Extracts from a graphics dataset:
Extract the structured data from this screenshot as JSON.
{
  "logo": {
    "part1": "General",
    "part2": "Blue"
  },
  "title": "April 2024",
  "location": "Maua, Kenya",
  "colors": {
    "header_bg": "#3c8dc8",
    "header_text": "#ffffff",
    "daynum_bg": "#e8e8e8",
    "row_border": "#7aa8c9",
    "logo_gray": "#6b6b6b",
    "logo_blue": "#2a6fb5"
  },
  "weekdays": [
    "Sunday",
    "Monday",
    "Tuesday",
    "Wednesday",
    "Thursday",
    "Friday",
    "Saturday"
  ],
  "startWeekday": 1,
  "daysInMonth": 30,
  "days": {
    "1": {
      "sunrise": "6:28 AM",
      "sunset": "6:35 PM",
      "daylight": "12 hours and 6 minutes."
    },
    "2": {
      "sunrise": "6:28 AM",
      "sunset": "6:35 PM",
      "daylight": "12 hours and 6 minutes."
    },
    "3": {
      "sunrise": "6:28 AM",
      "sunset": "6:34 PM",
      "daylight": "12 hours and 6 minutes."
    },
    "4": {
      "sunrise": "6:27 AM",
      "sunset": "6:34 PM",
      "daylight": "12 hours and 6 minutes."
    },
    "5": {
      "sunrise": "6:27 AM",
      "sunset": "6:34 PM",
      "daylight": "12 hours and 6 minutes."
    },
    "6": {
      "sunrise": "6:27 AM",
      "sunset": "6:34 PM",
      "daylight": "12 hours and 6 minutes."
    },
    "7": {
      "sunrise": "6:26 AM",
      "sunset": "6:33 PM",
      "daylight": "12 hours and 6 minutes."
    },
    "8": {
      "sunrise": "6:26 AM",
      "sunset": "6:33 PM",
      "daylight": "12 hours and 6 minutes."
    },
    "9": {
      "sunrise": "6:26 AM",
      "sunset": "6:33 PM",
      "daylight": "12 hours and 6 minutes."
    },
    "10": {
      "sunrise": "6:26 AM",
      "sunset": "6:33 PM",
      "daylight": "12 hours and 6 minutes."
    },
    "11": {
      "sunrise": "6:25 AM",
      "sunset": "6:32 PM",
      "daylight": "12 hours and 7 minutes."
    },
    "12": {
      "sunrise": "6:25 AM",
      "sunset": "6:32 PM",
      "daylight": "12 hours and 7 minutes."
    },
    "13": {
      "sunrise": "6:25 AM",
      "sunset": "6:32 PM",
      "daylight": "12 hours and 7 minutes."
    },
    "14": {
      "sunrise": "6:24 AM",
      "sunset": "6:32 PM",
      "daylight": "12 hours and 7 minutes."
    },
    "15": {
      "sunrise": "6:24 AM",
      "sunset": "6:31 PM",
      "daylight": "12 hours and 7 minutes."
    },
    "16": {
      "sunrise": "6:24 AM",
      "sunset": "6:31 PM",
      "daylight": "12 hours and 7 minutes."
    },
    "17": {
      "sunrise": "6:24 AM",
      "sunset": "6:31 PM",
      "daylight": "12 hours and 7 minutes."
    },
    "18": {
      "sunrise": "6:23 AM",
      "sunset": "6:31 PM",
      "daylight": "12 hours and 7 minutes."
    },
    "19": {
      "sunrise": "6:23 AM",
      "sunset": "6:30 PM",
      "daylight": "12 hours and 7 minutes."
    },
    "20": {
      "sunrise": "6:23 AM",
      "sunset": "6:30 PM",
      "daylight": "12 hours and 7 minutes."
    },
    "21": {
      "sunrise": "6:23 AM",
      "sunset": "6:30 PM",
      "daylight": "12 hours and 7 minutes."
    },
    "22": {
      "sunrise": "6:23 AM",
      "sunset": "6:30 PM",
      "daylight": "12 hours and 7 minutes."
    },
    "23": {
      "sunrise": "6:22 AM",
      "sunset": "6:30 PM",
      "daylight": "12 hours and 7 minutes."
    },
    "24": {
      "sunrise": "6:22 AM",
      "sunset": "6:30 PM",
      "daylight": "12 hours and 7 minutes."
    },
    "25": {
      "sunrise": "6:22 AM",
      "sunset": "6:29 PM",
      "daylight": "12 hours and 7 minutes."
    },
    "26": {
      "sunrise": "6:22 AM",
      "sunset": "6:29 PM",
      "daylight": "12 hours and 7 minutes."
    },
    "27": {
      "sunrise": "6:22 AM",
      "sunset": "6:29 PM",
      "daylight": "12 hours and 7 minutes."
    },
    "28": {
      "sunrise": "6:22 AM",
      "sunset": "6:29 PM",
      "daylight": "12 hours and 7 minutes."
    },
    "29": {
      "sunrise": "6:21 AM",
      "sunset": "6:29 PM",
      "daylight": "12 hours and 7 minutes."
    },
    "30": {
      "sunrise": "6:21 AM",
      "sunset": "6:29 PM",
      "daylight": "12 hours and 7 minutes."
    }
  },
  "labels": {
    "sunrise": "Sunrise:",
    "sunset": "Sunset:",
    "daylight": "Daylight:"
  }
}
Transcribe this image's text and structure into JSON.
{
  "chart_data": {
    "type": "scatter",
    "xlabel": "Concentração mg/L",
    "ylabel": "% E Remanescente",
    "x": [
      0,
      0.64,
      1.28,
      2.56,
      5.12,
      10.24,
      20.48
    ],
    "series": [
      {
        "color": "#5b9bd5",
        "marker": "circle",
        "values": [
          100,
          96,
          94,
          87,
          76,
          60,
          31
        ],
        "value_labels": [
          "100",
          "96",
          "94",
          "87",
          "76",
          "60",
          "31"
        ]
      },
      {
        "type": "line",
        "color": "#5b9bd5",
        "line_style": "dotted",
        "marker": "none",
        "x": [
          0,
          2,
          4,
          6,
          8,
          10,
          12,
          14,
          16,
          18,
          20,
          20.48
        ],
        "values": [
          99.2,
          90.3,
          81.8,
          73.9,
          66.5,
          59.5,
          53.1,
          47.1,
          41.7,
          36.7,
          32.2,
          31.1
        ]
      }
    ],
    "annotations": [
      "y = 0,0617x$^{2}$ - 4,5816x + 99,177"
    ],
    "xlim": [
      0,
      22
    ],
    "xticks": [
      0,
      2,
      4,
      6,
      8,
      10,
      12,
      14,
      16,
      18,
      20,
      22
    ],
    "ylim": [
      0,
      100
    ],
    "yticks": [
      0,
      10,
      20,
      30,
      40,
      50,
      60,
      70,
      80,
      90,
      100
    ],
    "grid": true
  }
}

> GOAL OF THE EXERCISE
Find all lines holding the string "JSON" and copy them.

> RESPONSE TO THIS TASK
Extract the structured data from this screenshot as JSON.
Transcribe this image's text and structure into JSON.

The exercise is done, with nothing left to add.